[Transcript data for document pages]

********************

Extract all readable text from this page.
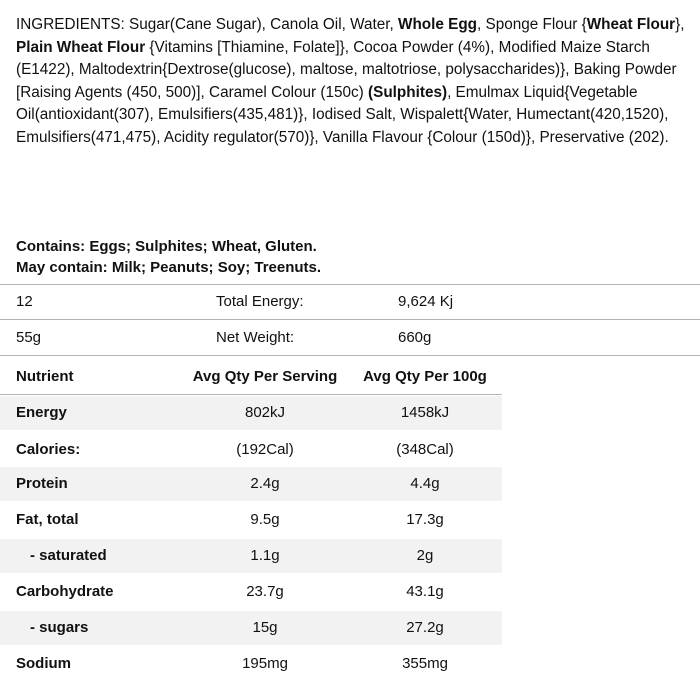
INGREDIENTS: Sugar(Cane Sugar), Canola Oil, Water, Whole Egg, Sponge Flour {Wheat Flour}, Plain Wheat Flour {Vitamins [Thiamine, Folate]}, Cocoa Powder (4%), Modified Maize Starch (E1422), Maltodextrin{Dextrose(glucose), maltose, maltotriose, polysaccharides)}, Baking Powder [Raising Agents (450, 500)], Caramel Colour (150c) (Sulphites), Emulmax Liquid{Vegetable Oil(antioxidant(307), Emulsifiers(435,481)}, Iodised Salt, Wispalett{Water, Humectant(420,1520), Emulsifiers(471,475), Acidity regulator(570)}, Vanilla Flavour {Colour (150d)}, Preservative (202).
Contains: Eggs; Sulphites; Wheat, Gluten.
May contain: Milk; Peanuts; Soy; Treenuts.
12	Total Energy:	9,624 Kj
55g	Net Weight:	660g
Nutrient	Avg Qty Per Serving	Avg Qty Per 100g
Energy	802kJ	1458kJ
Calories:	(192Cal)	(348Cal)
Protein	2.4g	4.4g
Fat, total	9.5g	17.3g
- saturated	1.1g	2g
Carbohydrate	23.7g	43.1g
- sugars	15g	27.2g
Sodium	195mg	355mg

********************

▶ [DESCRIPTION OF THE TASK]: Search the entries above for "Energy". Show every line that has it.

▶ [OUTPUT OF THE EXERCISE]:
12	Total Energy:	9,624 Kj
Energy	802kJ	1458kJ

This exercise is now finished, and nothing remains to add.